Look through the data below. Show each line where the string "Wednesday" occurs.

━━━ EXERCISE DATA ━━━

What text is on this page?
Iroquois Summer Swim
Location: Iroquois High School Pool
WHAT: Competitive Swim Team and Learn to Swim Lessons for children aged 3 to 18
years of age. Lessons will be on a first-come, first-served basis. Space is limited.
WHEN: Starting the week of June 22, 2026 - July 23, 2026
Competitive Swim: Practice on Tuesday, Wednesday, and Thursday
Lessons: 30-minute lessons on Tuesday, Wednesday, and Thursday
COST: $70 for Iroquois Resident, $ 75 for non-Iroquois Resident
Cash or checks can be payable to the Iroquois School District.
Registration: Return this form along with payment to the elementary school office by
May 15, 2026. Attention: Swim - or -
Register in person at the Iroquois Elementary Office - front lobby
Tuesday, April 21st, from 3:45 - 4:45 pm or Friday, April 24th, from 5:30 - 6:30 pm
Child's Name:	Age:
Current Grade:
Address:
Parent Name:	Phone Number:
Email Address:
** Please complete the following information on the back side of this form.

━━━

**EXERCISE SOLUTION**
Competitive Swim: Practice on Tuesday, Wednesday, and Thursday
Lessons: 30-minute lessons on Tuesday, Wednesday, and Thursday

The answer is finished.